• GIVEN INSTRUCTION: Reproduce every entry exactly.

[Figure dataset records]
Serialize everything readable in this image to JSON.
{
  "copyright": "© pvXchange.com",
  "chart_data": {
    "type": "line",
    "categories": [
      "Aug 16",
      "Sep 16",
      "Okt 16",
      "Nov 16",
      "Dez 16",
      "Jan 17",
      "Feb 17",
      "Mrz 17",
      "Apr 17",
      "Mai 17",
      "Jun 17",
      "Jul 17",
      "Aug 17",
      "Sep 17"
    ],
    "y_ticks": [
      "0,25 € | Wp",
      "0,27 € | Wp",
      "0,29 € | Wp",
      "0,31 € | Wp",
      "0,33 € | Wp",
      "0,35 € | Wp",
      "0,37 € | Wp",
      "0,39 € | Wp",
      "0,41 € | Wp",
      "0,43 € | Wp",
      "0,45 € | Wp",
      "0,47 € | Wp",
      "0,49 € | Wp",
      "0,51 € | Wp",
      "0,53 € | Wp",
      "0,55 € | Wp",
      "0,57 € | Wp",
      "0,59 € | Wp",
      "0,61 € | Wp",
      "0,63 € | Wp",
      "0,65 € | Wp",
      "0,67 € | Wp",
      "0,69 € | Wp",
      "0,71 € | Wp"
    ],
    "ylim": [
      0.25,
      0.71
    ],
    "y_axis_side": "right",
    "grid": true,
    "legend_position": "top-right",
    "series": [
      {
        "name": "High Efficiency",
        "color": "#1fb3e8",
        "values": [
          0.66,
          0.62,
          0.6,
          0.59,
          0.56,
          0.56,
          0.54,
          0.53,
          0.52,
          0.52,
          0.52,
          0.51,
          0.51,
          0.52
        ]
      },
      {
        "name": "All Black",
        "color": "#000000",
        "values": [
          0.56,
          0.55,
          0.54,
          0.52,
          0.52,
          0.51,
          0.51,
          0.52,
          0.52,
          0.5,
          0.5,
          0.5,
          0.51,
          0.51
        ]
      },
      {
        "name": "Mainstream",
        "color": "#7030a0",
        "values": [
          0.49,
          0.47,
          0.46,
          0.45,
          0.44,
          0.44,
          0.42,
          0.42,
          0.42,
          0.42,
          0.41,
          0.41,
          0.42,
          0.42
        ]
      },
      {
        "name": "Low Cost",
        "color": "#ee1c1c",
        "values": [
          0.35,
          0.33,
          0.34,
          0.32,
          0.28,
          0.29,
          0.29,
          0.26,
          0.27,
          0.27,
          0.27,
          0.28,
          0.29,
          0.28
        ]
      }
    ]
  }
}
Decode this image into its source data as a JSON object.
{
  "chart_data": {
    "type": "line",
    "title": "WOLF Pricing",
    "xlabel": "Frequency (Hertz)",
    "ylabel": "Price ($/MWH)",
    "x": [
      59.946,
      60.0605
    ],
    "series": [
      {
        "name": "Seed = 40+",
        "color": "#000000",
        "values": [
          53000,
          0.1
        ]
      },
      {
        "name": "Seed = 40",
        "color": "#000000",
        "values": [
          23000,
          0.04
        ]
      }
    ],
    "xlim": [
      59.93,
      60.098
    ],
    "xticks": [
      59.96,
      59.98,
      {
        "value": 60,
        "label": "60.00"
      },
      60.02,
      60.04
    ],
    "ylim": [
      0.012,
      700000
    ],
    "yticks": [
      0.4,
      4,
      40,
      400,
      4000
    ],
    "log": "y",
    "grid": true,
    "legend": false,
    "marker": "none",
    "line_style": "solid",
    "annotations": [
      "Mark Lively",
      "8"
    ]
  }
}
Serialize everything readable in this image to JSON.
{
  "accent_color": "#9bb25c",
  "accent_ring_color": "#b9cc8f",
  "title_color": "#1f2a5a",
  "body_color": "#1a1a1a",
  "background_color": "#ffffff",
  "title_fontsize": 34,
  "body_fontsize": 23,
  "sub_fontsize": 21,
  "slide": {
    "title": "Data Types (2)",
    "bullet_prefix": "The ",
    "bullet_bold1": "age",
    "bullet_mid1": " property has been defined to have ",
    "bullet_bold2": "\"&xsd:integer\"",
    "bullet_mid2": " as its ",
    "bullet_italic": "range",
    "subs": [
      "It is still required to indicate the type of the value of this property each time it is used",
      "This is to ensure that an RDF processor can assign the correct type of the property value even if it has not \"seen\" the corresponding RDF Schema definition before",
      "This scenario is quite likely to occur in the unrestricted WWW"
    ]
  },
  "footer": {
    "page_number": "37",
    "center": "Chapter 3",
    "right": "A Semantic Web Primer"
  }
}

• FINISHED TASK:
Serialize everything readable in this image to JSON.
{
  "copyright": "© pvXchange.com",
  "chart_data": {
    "type": "line",
    "categories": [
      "Aug 16",
      "Sep 16",
      "Okt 16",
      "Nov 16",
      "Dez 16",
      "Jan 17",
      "Feb 17",
      "Mrz 17",
      "Apr 17",
      "Mai 17",
      "Jun 17",
      "Jul 17",
      "Aug 17",
      "Sep 17"
    ],
    "y_ticks": [
      "0,25 € | Wp",
      "0,27 € | Wp",
      "0,29 € | Wp",
      "0,31 € | Wp",
      "0,33 € | Wp",
      "0,35 € | Wp",
      "0,37 € | Wp",
      "0,39 € | Wp",
      "0,41 € | Wp",
      "0,43 € | Wp",
      "0,45 € | Wp",
      "0,47 € | Wp",
      "0,49 € | Wp",
      "0,51 € | Wp",
      "0,53 € | Wp",
      "0,55 € | Wp",
      "0,57 € | Wp",
      "0,59 € | Wp",
      "0,61 € | Wp",
      "0,63 € | Wp",
      "0,65 € | Wp",
      "0,67 € | Wp",
      "0,69 € | Wp",
      "0,71 € | Wp"
    ],
    "ylim": [
      0.25,
      0.71
    ],
    "y_axis_side": "right",
    "grid": true,
    "legend_position": "top-right",
    "series": [
      {
        "name": "High Efficiency",
        "color": "#1fb3e8",
        "values": [
          0.66,
          0.62,
          0.6,
          0.59,
          0.56,
          0.56,
          0.54,
          0.53,
          0.52,
          0.52,
          0.52,
          0.51,
          0.51,
          0.52
        ]
      },
      {
        "name": "All Black",
        "color": "#000000",
        "values": [
          0.56,
          0.55,
          0.54,
          0.52,
          0.52,
          0.51,
          0.51,
          0.52,
          0.52,
          0.5,
          0.5,
          0.5,
          0.51,
          0.51
        ]
      },
      {
        "name": "Mainstream",
        "color": "#7030a0",
        "values": [
          0.49,
          0.47,
          0.46,
          0.45,
          0.44,
          0.44,
          0.42,
          0.42,
          0.42,
          0.42,
          0.41,
          0.41,
          0.42,
          0.42
        ]
      },
      {
        "name": "Low Cost",
        "color": "#ee1c1c",
        "values": [
          0.35,
          0.33,
          0.34,
          0.32,
          0.28,
          0.29,
          0.29,
          0.26,
          0.27,
          0.27,
          0.27,
          0.28,
          0.29,
          0.28
        ]
      }
    ]
  }
}
Decode this image into its source data as a JSON object.
{
  "chart_data": {
    "type": "line",
    "title": "WOLF Pricing",
    "xlabel": "Frequency (Hertz)",
    "ylabel": "Price ($/MWH)",
    "x": [
      59.946,
      60.0605
    ],
    "series": [
      {
        "name": "Seed = 40+",
        "color": "#000000",
        "values": [
          53000,
          0.1
        ]
      },
      {
        "name": "Seed = 40",
        "color": "#000000",
        "values": [
          23000,
          0.04
        ]
      }
    ],
    "xlim": [
      59.93,
      60.098
    ],
    "xticks": [
      59.96,
      59.98,
      {
        "value": 60,
        "label": "60.00"
      },
      60.02,
      60.04
    ],
    "ylim": [
      0.012,
      700000
    ],
    "yticks": [
      0.4,
      4,
      40,
      400,
      4000
    ],
    "log": "y",
    "grid": true,
    "legend": false,
    "marker": "none",
    "line_style": "solid",
    "annotations": [
      "Mark Lively",
      "8"
    ]
  }
}
Serialize everything readable in this image to JSON.
{
  "accent_color": "#9bb25c",
  "accent_ring_color": "#b9cc8f",
  "title_color": "#1f2a5a",
  "body_color": "#1a1a1a",
  "background_color": "#ffffff",
  "title_fontsize": 34,
  "body_fontsize": 23,
  "sub_fontsize": 21,
  "slide": {
    "title": "Data Types (2)",
    "bullet_prefix": "The ",
    "bullet_bold1": "age",
    "bullet_mid1": " property has been defined to have ",
    "bullet_bold2": "\"&xsd:integer\"",
    "bullet_mid2": " as its ",
    "bullet_italic": "range",
    "subs": [
      "It is still required to indicate the type of the value of this property each time it is used",
      "This is to ensure that an RDF processor can assign the correct type of the property value even if it has not \"seen\" the corresponding RDF Schema definition before",
      "This scenario is quite likely to occur in the unrestricted WWW"
    ]
  },
  "footer": {
    "page_number": "37",
    "center": "Chapter 3",
    "right": "A Semantic Web Primer"
  }
}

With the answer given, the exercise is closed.